▶ [Given entries]:
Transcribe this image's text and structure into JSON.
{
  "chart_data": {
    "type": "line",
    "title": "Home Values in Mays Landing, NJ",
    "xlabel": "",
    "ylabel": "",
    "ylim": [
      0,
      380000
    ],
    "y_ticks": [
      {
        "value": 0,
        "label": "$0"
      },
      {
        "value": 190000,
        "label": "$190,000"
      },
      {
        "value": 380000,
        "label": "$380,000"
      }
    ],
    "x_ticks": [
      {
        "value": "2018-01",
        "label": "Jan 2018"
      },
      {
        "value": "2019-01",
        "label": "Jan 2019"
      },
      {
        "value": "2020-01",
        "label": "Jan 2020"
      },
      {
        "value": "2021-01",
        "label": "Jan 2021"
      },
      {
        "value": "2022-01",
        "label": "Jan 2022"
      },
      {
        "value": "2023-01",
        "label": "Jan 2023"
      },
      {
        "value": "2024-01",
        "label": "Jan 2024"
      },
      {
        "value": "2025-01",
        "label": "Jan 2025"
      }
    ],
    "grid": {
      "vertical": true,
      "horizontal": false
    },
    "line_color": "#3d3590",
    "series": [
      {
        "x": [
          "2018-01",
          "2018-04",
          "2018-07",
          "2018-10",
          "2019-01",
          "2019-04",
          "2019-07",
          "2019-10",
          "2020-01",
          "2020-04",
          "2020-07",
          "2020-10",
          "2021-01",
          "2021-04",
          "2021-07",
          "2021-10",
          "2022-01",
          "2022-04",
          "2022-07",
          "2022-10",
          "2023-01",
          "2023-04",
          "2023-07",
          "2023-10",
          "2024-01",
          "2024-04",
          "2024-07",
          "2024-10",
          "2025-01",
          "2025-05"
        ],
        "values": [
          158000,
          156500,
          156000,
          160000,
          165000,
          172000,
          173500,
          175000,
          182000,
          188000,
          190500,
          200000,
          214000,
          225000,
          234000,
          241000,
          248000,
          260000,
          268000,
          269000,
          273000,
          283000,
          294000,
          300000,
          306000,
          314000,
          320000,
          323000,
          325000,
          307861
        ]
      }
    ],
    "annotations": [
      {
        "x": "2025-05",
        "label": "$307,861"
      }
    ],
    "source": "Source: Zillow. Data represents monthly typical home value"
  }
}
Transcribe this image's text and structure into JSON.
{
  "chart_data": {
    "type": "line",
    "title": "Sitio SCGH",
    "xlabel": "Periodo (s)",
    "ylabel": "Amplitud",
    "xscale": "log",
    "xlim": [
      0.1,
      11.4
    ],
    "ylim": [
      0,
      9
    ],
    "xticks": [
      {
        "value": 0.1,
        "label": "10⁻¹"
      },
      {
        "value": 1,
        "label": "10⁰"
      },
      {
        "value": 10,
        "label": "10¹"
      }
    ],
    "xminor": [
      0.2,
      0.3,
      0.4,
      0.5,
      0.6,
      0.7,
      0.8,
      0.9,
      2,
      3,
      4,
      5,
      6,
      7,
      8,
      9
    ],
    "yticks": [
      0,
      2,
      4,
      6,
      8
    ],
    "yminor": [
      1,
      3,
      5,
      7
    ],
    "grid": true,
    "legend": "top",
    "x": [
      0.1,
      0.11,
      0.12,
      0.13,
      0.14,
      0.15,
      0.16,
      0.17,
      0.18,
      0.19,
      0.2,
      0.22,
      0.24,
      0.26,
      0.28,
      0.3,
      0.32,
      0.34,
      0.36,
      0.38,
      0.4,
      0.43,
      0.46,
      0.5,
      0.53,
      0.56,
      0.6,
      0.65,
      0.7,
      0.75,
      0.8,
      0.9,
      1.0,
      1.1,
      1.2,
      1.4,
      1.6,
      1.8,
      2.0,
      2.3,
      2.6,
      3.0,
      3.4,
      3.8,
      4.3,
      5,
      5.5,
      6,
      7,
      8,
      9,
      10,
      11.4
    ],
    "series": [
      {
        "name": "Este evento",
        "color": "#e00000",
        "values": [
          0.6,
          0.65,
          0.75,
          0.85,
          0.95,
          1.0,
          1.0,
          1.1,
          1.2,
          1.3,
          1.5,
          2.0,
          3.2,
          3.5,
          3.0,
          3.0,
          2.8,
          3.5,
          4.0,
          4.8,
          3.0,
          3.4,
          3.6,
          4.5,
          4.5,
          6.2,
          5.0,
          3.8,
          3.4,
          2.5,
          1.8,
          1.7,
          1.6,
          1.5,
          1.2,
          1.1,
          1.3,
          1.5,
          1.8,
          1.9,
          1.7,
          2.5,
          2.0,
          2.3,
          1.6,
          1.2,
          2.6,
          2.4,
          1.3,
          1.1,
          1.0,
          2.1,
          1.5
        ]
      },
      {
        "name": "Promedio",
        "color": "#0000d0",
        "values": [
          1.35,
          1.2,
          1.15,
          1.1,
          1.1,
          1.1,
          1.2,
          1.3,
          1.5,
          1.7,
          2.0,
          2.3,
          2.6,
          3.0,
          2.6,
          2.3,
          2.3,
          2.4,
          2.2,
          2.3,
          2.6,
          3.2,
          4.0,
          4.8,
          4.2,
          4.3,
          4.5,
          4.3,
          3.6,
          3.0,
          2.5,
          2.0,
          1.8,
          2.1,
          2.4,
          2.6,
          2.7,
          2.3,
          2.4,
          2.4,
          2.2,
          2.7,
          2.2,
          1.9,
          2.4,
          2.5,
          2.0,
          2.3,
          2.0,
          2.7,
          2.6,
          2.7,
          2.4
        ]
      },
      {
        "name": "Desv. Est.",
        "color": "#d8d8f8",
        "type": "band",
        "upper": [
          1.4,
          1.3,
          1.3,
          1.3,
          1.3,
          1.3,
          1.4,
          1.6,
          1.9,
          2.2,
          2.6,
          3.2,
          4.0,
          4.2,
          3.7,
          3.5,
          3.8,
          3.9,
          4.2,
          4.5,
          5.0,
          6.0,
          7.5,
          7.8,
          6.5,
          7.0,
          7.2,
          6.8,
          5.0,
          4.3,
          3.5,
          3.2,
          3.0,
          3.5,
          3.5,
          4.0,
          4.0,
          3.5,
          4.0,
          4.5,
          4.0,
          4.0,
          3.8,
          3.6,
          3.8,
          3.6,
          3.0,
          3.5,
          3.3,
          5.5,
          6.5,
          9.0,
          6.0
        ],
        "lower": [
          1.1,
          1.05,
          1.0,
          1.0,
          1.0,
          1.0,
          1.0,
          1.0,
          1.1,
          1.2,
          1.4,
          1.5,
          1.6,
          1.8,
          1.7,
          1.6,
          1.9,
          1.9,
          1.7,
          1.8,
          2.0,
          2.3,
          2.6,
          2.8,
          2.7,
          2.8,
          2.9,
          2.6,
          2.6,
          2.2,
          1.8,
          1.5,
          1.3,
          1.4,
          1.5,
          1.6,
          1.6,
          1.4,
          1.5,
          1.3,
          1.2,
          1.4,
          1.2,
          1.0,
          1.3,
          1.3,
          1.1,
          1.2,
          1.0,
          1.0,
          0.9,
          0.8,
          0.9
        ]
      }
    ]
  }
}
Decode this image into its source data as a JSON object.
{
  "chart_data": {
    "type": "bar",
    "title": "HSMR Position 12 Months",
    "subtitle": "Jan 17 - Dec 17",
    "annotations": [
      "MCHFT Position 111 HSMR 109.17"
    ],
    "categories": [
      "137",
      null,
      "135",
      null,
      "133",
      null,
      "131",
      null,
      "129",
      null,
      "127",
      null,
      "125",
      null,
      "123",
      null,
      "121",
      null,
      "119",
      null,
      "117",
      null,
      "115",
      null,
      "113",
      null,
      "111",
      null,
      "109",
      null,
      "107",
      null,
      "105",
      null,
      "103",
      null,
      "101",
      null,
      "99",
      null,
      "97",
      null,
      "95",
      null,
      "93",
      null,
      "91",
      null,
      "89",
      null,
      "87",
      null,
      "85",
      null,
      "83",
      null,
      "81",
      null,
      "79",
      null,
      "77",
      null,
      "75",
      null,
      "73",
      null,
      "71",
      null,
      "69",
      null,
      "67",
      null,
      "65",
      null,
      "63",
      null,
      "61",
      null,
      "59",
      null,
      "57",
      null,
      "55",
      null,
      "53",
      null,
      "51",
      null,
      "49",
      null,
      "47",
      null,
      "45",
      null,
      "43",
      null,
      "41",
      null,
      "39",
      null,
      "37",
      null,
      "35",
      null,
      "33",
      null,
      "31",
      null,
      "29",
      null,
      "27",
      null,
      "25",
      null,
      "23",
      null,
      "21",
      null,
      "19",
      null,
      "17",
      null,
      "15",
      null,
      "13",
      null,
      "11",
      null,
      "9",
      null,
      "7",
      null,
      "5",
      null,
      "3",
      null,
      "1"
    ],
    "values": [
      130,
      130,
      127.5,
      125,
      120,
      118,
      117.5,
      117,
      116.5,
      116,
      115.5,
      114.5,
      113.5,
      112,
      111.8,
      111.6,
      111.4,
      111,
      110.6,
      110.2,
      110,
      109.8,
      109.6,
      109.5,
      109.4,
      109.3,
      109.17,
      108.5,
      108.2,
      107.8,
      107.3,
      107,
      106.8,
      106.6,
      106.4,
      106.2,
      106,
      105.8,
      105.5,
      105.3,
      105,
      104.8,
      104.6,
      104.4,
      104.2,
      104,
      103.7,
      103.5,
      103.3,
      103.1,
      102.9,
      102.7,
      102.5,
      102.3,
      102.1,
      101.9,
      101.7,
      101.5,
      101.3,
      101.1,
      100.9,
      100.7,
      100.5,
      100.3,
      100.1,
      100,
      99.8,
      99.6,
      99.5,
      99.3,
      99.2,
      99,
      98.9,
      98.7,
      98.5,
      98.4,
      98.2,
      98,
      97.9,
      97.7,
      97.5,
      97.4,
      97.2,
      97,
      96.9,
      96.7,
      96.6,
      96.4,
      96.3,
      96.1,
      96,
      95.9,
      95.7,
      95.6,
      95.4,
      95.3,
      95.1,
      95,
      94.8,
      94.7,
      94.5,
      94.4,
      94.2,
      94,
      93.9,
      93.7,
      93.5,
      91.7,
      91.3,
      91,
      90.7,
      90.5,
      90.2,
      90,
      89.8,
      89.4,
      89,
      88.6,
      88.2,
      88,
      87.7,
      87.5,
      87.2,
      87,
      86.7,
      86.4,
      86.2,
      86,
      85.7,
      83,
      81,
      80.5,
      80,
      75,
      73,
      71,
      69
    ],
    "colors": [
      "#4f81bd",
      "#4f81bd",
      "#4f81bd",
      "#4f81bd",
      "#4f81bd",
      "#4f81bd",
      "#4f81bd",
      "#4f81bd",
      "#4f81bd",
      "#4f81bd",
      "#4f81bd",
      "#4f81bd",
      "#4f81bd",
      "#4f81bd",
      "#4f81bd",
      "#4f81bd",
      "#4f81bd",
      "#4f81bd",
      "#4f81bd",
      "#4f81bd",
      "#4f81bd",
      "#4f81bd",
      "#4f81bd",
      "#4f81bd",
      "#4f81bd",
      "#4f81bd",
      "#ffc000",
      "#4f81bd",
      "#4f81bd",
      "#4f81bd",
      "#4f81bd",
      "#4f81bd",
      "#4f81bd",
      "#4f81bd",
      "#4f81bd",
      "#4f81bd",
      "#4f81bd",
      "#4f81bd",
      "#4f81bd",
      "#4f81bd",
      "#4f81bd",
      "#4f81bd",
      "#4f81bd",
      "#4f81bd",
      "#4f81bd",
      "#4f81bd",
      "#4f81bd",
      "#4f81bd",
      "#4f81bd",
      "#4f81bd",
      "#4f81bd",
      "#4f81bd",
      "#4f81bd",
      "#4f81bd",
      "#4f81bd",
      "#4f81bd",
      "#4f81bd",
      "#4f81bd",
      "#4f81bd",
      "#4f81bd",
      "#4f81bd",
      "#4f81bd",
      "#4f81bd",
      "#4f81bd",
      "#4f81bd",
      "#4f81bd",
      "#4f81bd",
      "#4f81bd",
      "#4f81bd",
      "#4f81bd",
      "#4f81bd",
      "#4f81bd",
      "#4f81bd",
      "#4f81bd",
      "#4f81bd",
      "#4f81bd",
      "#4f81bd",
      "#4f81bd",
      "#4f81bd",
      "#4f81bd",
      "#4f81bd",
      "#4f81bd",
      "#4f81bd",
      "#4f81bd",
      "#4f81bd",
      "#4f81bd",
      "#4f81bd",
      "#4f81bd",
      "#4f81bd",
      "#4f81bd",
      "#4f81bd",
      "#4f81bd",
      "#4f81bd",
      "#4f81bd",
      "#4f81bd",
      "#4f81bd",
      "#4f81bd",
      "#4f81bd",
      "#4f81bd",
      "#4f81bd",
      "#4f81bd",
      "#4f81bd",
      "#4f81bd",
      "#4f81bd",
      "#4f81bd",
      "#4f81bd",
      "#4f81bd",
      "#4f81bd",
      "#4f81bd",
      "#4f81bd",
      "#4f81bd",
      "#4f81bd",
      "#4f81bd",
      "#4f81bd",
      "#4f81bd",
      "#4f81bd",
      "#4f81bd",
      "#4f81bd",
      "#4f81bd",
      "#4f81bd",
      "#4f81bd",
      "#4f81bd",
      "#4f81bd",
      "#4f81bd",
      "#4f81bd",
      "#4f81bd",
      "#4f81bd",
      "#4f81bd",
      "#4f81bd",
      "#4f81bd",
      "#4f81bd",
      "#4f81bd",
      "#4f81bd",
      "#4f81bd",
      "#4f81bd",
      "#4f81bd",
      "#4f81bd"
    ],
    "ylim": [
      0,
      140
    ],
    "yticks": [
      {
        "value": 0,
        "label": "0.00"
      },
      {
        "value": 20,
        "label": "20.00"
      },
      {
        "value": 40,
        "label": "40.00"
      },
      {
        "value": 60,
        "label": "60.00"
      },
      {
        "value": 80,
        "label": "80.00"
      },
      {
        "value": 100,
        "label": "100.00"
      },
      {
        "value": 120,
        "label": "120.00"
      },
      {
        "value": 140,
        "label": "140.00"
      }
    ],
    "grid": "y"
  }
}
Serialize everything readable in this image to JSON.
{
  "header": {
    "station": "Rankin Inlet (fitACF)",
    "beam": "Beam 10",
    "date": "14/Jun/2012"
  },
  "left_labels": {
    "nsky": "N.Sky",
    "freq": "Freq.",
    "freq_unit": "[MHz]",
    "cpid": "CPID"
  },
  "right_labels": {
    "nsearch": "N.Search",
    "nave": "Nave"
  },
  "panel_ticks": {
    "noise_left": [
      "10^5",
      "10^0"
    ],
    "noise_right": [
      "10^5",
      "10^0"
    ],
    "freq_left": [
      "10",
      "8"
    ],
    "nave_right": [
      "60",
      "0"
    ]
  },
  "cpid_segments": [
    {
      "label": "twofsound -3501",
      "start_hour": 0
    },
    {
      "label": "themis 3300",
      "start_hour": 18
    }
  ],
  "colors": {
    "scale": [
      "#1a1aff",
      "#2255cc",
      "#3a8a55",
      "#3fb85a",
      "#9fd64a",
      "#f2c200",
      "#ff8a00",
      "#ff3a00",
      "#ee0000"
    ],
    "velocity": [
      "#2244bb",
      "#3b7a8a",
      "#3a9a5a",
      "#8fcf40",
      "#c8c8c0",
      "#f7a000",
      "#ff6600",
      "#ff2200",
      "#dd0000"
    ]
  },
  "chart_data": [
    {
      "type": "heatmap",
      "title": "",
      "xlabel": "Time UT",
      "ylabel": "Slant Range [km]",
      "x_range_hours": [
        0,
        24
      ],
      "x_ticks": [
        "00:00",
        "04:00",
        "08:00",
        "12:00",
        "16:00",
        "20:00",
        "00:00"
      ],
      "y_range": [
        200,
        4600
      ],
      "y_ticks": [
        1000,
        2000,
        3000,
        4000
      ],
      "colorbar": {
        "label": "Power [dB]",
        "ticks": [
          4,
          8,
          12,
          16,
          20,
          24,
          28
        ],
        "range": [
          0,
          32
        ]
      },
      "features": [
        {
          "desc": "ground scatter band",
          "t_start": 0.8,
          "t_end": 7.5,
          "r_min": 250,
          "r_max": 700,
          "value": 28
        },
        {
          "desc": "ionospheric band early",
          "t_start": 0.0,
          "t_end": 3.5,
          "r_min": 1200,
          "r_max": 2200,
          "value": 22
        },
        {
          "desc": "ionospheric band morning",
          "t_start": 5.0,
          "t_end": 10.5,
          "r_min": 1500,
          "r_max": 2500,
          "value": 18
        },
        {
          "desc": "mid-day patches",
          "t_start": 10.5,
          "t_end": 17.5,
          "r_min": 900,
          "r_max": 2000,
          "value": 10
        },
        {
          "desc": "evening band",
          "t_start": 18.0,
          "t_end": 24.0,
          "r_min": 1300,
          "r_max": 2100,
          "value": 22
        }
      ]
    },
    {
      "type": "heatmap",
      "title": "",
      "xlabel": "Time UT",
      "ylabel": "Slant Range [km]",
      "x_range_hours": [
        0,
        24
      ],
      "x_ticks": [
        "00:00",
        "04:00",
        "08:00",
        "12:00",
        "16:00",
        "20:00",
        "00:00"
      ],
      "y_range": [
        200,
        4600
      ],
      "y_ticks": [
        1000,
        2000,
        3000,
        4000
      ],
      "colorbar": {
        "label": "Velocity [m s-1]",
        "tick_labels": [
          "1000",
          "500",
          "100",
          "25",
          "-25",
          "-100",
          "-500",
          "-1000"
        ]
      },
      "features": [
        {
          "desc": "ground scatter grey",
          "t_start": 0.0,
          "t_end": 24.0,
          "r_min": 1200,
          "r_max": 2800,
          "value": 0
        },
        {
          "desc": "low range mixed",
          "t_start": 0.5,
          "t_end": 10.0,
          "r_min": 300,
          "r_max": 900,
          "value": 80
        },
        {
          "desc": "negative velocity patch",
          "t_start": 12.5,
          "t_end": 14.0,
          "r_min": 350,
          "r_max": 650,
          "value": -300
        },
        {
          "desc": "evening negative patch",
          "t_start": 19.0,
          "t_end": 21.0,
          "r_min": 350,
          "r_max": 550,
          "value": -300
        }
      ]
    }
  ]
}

▶ [Written task]:
Search the lines for the string "name" and copy every line that has it.

▶ [Response to the exercise]:
        "name": "Este evento",
        "name": "Promedio",
        "name": "Desv. Est.",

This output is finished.